> _What you will do_: Could you output each line below exactly as it appears, excluding any pictures?

[Data records Boundary: Start]

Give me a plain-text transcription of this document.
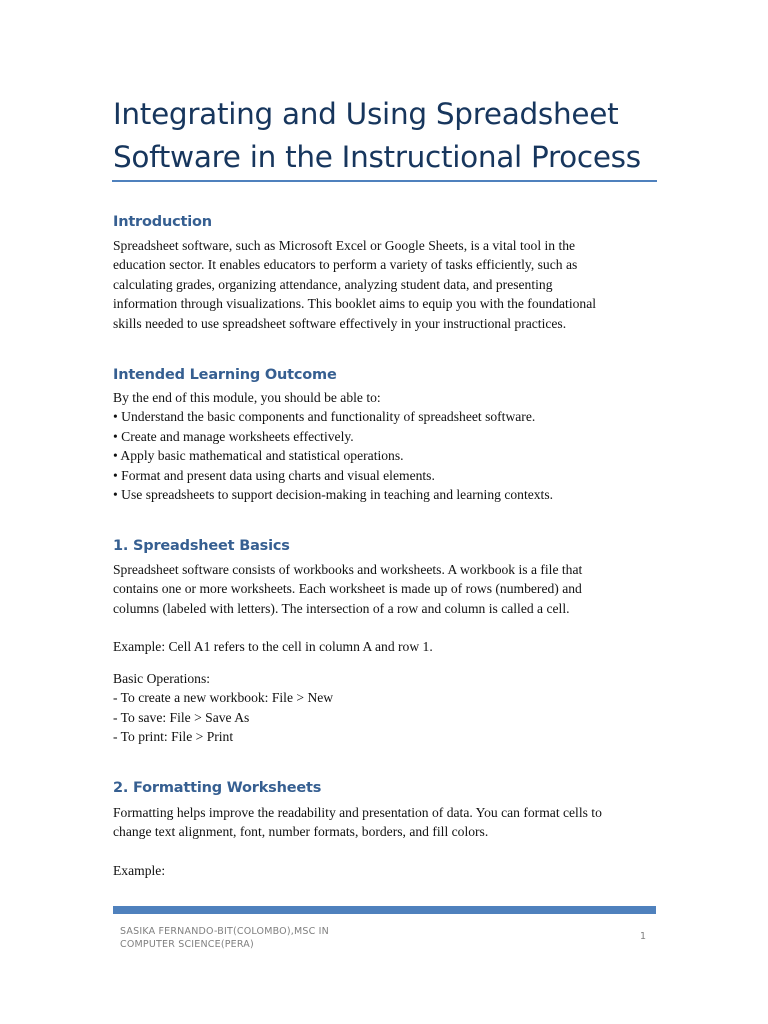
Integrating and Using Spreadsheet
Software in the Instructional Process
Introduction
Spreadsheet software, such as Microsoft Excel or Google Sheets, is a vital tool in the
education sector. It enables educators to perform a variety of tasks efficiently, such as
calculating grades, organizing attendance, analyzing student data, and presenting
information through visualizations. This booklet aims to equip you with the foundational
skills needed to use spreadsheet software effectively in your instructional practices.
Intended Learning Outcome
By the end of this module, you should be able to:
• Understand the basic components and functionality of spreadsheet software.
• Create and manage worksheets effectively.
• Apply basic mathematical and statistical operations.
• Format and present data using charts and visual elements.
• Use spreadsheets to support decision-making in teaching and learning contexts.
1. Spreadsheet Basics
Spreadsheet software consists of workbooks and worksheets. A workbook is a file that
contains one or more worksheets. Each worksheet is made up of rows (numbered) and
columns (labeled with letters). The intersection of a row and column is called a cell.
Example: Cell A1 refers to the cell in column A and row 1.
Basic Operations:
- To create a new workbook: File > New
- To save: File > Save As
- To print: File > Print
2. Formatting Worksheets
Formatting helps improve the readability and presentation of data. You can format cells to
change text alignment, font, number formats, borders, and fill colors.
Example:
SASIKA FERNANDO-BIT(COLOMBO),MSC IN
COMPUTER SCIENCE(PERA)
1
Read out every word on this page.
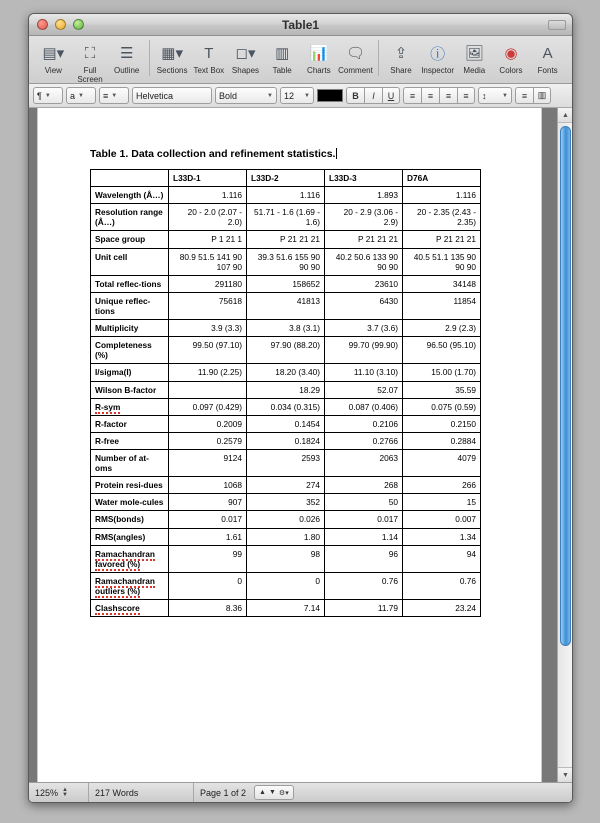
Table1
▤▾
View
⛶
Full Screen
☰
Outline
▦▾
Sections
T
Text Box
◻▾
Shapes
▥
Table
📊
Charts
🗨
Comment
⇪
Share
ⓘ
Inspector
🖼
Media
◉
Colors
A
Fonts
¶ ▼ a ▼ ≡ ▼ Helvetica	Bold	▼ 12 ▼	B	I	U	≡	≡	≡	≡	↕	▼	≡	▥
Table 1. Data collection and refinement statistics.
	L33D-1	L33D-2	L33D-3	D76A
Wavelength (Å…)	1.116	1.116	1.893	1.116
Resolution range (Å…)	20 - 2.0 (2.07 - 2.0)	51.71 - 1.6 (1.69 - 1.6)	20 - 2.9 (3.06 - 2.9)	20 - 2.35 (2.43 - 2.35)
Space group	P 1 21 1	P 21 21 21	P 21 21 21	P 21 21 21
Unit cell	80.9 51.5 141 90 107 90	39.3 51.6 155 90 90 90	40.2 50.6 133 90 90 90	40.5 51.1 135 90 90 90
Total reflec-tions	291180	158652	23610	34148
Unique reflec-tions	75618	41813	6430	11854
Multiplicity	3.9 (3.3)	3.8 (3.1)	3.7 (3.6)	2.9 (2.3)
Completeness (%)	99.50 (97.10)	97.90 (88.20)	99.70 (99.90)	96.50 (95.10)
I/sigma(I)	11.90 (2.25)	18.20 (3.40)	11.10 (3.10)	15.00 (1.70)
Wilson B-factor		18.29	52.07	35.59
R-sym	0.097 (0.429)	0.034 (0.315)	0.087 (0.406)	0.075 (0.59)
R-factor	0.2009	0.1454	0.2106	0.2150
R-free	0.2579	0.1824	0.2766	0.2884
Number of at-oms	9124	2593	2063	4079
Protein resi-dues	1068	274	268	266
Water mole-cules	907	352	50	15
RMS(bonds)	0.017	0.026	0.017	0.007
RMS(angles)	1.61	1.80	1.14	1.34
Ramachandran favored (%)	99	98	96	94
Ramachandran outliers (%)	0	0	0.76	0.76
Clashscore	8.36	7.14	11.79	23.24
▲
▼
125% ▲
▼	217 Words	Page 1 of 2 ▲ ▼ ⚙▾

[Data records Boundary: End]

> _Completed task_:
Give me a plain-text transcription of this document.
Integrating and Using Spreadsheet
Software in the Instructional Process
Introduction
Spreadsheet software, such as Microsoft Excel or Google Sheets, is a vital tool in the
education sector. It enables educators to perform a variety of tasks efficiently, such as
calculating grades, organizing attendance, analyzing student data, and presenting
information through visualizations. This booklet aims to equip you with the foundational
skills needed to use spreadsheet software effectively in your instructional practices.
Intended Learning Outcome
By the end of this module, you should be able to:
• Understand the basic components and functionality of spreadsheet software.
• Create and manage worksheets effectively.
• Apply basic mathematical and statistical operations.
• Format and present data using charts and visual elements.
• Use spreadsheets to support decision-making in teaching and learning contexts.
1. Spreadsheet Basics
Spreadsheet software consists of workbooks and worksheets. A workbook is a file that
contains one or more worksheets. Each worksheet is made up of rows (numbered) and
columns (labeled with letters). The intersection of a row and column is called a cell.
Example: Cell A1 refers to the cell in column A and row 1.
Basic Operations:
- To create a new workbook: File > New
- To save: File > Save As
- To print: File > Print
2. Formatting Worksheets
Formatting helps improve the readability and presentation of data. You can format cells to
change text alignment, font, number formats, borders, and fill colors.
Example:
SASIKA FERNANDO-BIT(COLOMBO),MSC IN
COMPUTER SCIENCE(PERA)
1
Read out every word on this page.
Table1
▤▾
View
⛶
Full Screen
☰
Outline
▦▾
Sections
T
Text Box
◻▾
Shapes
▥
Table
📊
Charts
🗨
Comment
⇪
Share
ⓘ
Inspector
🖼
Media
◉
Colors
A
Fonts
¶ ▼ a ▼ ≡ ▼ Helvetica	Bold	▼ 12 ▼	B	I	U	≡	≡	≡	≡	↕	▼	≡	▥
Table 1. Data collection and refinement statistics.
	L33D-1	L33D-2	L33D-3	D76A
Wavelength (Å…)	1.116	1.116	1.893	1.116
Resolution range (Å…)	20 - 2.0 (2.07 - 2.0)	51.71 - 1.6 (1.69 - 1.6)	20 - 2.9 (3.06 - 2.9)	20 - 2.35 (2.43 - 2.35)
Space group	P 1 21 1	P 21 21 21	P 21 21 21	P 21 21 21
Unit cell	80.9 51.5 141 90 107 90	39.3 51.6 155 90 90 90	40.2 50.6 133 90 90 90	40.5 51.1 135 90 90 90
Total reflec-tions	291180	158652	23610	34148
Unique reflec-tions	75618	41813	6430	11854
Multiplicity	3.9 (3.3)	3.8 (3.1)	3.7 (3.6)	2.9 (2.3)
Completeness (%)	99.50 (97.10)	97.90 (88.20)	99.70 (99.90)	96.50 (95.10)
I/sigma(I)	11.90 (2.25)	18.20 (3.40)	11.10 (3.10)	15.00 (1.70)
Wilson B-factor		18.29	52.07	35.59
R-sym	0.097 (0.429)	0.034 (0.315)	0.087 (0.406)	0.075 (0.59)
R-factor	0.2009	0.1454	0.2106	0.2150
R-free	0.2579	0.1824	0.2766	0.2884
Number of at-oms	9124	2593	2063	4079
Protein resi-dues	1068	274	268	266
Water mole-cules	907	352	50	15
RMS(bonds)	0.017	0.026	0.017	0.007
RMS(angles)	1.61	1.80	1.14	1.34
Ramachandran favored (%)	99	98	96	94
Ramachandran outliers (%)	0	0	0.76	0.76
Clashscore	8.36	7.14	11.79	23.24
▲
▼
125% ▲
▼	217 Words	Page 1 of 2 ▲ ▼ ⚙▾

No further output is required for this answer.